Given request | The entire listing is to be repeated verbatim.

[Start Input data]

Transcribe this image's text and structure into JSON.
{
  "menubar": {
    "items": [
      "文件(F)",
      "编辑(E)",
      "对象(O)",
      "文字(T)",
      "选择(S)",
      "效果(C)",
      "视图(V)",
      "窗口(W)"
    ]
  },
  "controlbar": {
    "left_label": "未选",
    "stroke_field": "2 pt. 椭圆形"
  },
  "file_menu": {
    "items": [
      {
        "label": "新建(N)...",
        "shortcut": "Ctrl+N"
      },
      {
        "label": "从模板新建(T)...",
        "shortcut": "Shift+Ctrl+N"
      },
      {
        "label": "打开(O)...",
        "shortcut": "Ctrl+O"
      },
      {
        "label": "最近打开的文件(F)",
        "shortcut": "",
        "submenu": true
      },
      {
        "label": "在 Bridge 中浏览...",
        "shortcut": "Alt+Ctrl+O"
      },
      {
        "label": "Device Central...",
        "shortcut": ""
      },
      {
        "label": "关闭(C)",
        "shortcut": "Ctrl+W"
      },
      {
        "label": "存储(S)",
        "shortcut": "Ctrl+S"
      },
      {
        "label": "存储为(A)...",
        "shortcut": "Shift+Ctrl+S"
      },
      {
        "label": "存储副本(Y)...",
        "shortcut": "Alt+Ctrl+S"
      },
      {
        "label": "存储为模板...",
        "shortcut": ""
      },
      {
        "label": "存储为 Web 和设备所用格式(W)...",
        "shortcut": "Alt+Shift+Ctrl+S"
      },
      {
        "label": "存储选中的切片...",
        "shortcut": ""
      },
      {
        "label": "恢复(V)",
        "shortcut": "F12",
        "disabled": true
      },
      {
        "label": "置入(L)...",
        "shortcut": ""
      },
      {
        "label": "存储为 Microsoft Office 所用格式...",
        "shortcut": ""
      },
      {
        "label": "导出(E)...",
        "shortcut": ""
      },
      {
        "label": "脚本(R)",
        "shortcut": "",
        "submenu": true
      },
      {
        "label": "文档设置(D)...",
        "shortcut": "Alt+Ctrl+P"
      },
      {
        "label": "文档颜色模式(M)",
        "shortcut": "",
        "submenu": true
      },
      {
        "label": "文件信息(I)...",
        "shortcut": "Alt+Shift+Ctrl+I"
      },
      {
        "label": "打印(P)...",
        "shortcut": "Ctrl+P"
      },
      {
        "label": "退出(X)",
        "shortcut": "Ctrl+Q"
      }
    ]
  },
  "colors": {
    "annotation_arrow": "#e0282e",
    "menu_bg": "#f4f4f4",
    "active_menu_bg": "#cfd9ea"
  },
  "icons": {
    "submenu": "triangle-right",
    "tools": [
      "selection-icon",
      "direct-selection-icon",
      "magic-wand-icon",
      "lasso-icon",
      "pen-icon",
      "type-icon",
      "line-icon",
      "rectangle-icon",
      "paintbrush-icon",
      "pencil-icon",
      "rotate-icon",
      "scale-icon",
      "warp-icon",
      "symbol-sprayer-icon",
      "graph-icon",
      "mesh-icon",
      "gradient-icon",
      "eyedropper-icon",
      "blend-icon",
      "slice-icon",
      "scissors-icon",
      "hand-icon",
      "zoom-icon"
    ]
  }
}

[End Input data]

Written answer |
Transcribe this image's text and structure into JSON.
{
  "menubar": {
    "items": [
      "文件(F)",
      "编辑(E)",
      "对象(O)",
      "文字(T)",
      "选择(S)",
      "效果(C)",
      "视图(V)",
      "窗口(W)"
    ]
  },
  "controlbar": {
    "left_label": "未选",
    "stroke_field": "2 pt. 椭圆形"
  },
  "file_menu": {
    "items": [
      {
        "label": "新建(N)...",
        "shortcut": "Ctrl+N"
      },
      {
        "label": "从模板新建(T)...",
        "shortcut": "Shift+Ctrl+N"
      },
      {
        "label": "打开(O)...",
        "shortcut": "Ctrl+O"
      },
      {
        "label": "最近打开的文件(F)",
        "shortcut": "",
        "submenu": true
      },
      {
        "label": "在 Bridge 中浏览...",
        "shortcut": "Alt+Ctrl+O"
      },
      {
        "label": "Device Central...",
        "shortcut": ""
      },
      {
        "label": "关闭(C)",
        "shortcut": "Ctrl+W"
      },
      {
        "label": "存储(S)",
        "shortcut": "Ctrl+S"
      },
      {
        "label": "存储为(A)...",
        "shortcut": "Shift+Ctrl+S"
      },
      {
        "label": "存储副本(Y)...",
        "shortcut": "Alt+Ctrl+S"
      },
      {
        "label": "存储为模板...",
        "shortcut": ""
      },
      {
        "label": "存储为 Web 和设备所用格式(W)...",
        "shortcut": "Alt+Shift+Ctrl+S"
      },
      {
        "label": "存储选中的切片...",
        "shortcut": ""
      },
      {
        "label": "恢复(V)",
        "shortcut": "F12",
        "disabled": true
      },
      {
        "label": "置入(L)...",
        "shortcut": ""
      },
      {
        "label": "存储为 Microsoft Office 所用格式...",
        "shortcut": ""
      },
      {
        "label": "导出(E)...",
        "shortcut": ""
      },
      {
        "label": "脚本(R)",
        "shortcut": "",
        "submenu": true
      },
      {
        "label": "文档设置(D)...",
        "shortcut": "Alt+Ctrl+P"
      },
      {
        "label": "文档颜色模式(M)",
        "shortcut": "",
        "submenu": true
      },
      {
        "label": "文件信息(I)...",
        "shortcut": "Alt+Shift+Ctrl+I"
      },
      {
        "label": "打印(P)...",
        "shortcut": "Ctrl+P"
      },
      {
        "label": "退出(X)",
        "shortcut": "Ctrl+Q"
      }
    ]
  },
  "colors": {
    "annotation_arrow": "#e0282e",
    "menu_bg": "#f4f4f4",
    "active_menu_bg": "#cfd9ea"
  },
  "icons": {
    "submenu": "triangle-right",
    "tools": [
      "selection-icon",
      "direct-selection-icon",
      "magic-wand-icon",
      "lasso-icon",
      "pen-icon",
      "type-icon",
      "line-icon",
      "rectangle-icon",
      "paintbrush-icon",
      "pencil-icon",
      "rotate-icon",
      "scale-icon",
      "warp-icon",
      "symbol-sprayer-icon",
      "graph-icon",
      "mesh-icon",
      "gradient-icon",
      "eyedropper-icon",
      "blend-icon",
      "slice-icon",
      "scissors-icon",
      "hand-icon",
      "zoom-icon"
    ]
  }
}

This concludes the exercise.